TASK DETAILS:
The listing must be reproduced in full, exactly as it stands.

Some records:
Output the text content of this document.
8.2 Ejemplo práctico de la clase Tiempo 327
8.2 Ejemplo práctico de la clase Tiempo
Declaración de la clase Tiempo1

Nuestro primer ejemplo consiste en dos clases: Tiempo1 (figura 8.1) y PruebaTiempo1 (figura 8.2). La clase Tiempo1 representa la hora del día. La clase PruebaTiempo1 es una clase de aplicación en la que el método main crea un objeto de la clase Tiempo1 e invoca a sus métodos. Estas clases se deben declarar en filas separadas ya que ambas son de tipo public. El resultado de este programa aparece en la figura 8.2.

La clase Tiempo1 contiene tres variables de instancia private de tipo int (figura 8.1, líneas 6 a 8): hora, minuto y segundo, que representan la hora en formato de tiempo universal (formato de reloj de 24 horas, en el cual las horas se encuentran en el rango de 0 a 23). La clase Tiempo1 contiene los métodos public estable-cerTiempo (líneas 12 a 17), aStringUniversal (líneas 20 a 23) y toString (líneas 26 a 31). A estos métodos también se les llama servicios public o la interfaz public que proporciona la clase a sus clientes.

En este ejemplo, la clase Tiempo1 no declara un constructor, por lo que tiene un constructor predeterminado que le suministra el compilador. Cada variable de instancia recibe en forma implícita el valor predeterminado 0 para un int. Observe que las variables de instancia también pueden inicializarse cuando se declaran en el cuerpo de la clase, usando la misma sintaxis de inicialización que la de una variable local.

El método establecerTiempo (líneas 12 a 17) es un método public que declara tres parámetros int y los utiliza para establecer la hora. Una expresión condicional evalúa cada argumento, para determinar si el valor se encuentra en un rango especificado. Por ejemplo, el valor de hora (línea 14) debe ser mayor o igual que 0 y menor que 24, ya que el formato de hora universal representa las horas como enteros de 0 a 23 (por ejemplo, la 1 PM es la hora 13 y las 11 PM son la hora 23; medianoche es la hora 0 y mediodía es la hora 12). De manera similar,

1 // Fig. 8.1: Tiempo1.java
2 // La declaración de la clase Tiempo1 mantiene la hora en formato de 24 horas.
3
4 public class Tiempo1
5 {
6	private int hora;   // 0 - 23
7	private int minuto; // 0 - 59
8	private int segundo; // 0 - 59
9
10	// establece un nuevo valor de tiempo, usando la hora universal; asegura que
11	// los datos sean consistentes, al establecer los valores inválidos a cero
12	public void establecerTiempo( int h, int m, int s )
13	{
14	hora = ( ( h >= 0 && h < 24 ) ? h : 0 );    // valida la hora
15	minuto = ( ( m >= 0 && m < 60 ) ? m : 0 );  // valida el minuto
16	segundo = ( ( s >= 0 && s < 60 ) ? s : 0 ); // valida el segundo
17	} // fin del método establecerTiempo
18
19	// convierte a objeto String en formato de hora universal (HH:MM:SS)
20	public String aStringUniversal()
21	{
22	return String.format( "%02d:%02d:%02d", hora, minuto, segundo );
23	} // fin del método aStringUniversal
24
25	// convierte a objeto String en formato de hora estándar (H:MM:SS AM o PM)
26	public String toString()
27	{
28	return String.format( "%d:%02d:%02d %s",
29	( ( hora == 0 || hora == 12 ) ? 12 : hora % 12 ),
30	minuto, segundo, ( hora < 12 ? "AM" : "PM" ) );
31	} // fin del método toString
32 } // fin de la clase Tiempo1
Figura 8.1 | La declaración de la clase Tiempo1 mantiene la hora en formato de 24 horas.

REPLY:
Output the text content of this document.
8.2 Ejemplo práctico de la clase Tiempo 327
8.2 Ejemplo práctico de la clase Tiempo
Declaración de la clase Tiempo1

Nuestro primer ejemplo consiste en dos clases: Tiempo1 (figura 8.1) y PruebaTiempo1 (figura 8.2). La clase Tiempo1 representa la hora del día. La clase PruebaTiempo1 es una clase de aplicación en la que el método main crea un objeto de la clase Tiempo1 e invoca a sus métodos. Estas clases se deben declarar en filas separadas ya que ambas son de tipo public. El resultado de este programa aparece en la figura 8.2.

La clase Tiempo1 contiene tres variables de instancia private de tipo int (figura 8.1, líneas 6 a 8): hora, minuto y segundo, que representan la hora en formato de tiempo universal (formato de reloj de 24 horas, en el cual las horas se encuentran en el rango de 0 a 23). La clase Tiempo1 contiene los métodos public estable-cerTiempo (líneas 12 a 17), aStringUniversal (líneas 20 a 23) y toString (líneas 26 a 31). A estos métodos también se les llama servicios public o la interfaz public que proporciona la clase a sus clientes.

En este ejemplo, la clase Tiempo1 no declara un constructor, por lo que tiene un constructor predeterminado que le suministra el compilador. Cada variable de instancia recibe en forma implícita el valor predeterminado 0 para un int. Observe que las variables de instancia también pueden inicializarse cuando se declaran en el cuerpo de la clase, usando la misma sintaxis de inicialización que la de una variable local.

El método establecerTiempo (líneas 12 a 17) es un método public que declara tres parámetros int y los utiliza para establecer la hora. Una expresión condicional evalúa cada argumento, para determinar si el valor se encuentra en un rango especificado. Por ejemplo, el valor de hora (línea 14) debe ser mayor o igual que 0 y menor que 24, ya que el formato de hora universal representa las horas como enteros de 0 a 23 (por ejemplo, la 1 PM es la hora 13 y las 11 PM son la hora 23; medianoche es la hora 0 y mediodía es la hora 12). De manera similar,

1 // Fig. 8.1: Tiempo1.java
2 // La declaración de la clase Tiempo1 mantiene la hora en formato de 24 horas.
3
4 public class Tiempo1
5 {
6	private int hora;   // 0 - 23
7	private int minuto; // 0 - 59
8	private int segundo; // 0 - 59
9
10	// establece un nuevo valor de tiempo, usando la hora universal; asegura que
11	// los datos sean consistentes, al establecer los valores inválidos a cero
12	public void establecerTiempo( int h, int m, int s )
13	{
14	hora = ( ( h >= 0 && h < 24 ) ? h : 0 );    // valida la hora
15	minuto = ( ( m >= 0 && m < 60 ) ? m : 0 );  // valida el minuto
16	segundo = ( ( s >= 0 && s < 60 ) ? s : 0 ); // valida el segundo
17	} // fin del método establecerTiempo
18
19	// convierte a objeto String en formato de hora universal (HH:MM:SS)
20	public String aStringUniversal()
21	{
22	return String.format( "%02d:%02d:%02d", hora, minuto, segundo );
23	} // fin del método aStringUniversal
24
25	// convierte a objeto String en formato de hora estándar (H:MM:SS AM o PM)
26	public String toString()
27	{
28	return String.format( "%d:%02d:%02d %s",
29	( ( hora == 0 || hora == 12 ) ? 12 : hora % 12 ),
30	minuto, segundo, ( hora < 12 ? "AM" : "PM" ) );
31	} // fin del método toString
32 } // fin de la clase Tiempo1
Figura 8.1 | La declaración de la clase Tiempo1 mantiene la hora en formato de 24 horas.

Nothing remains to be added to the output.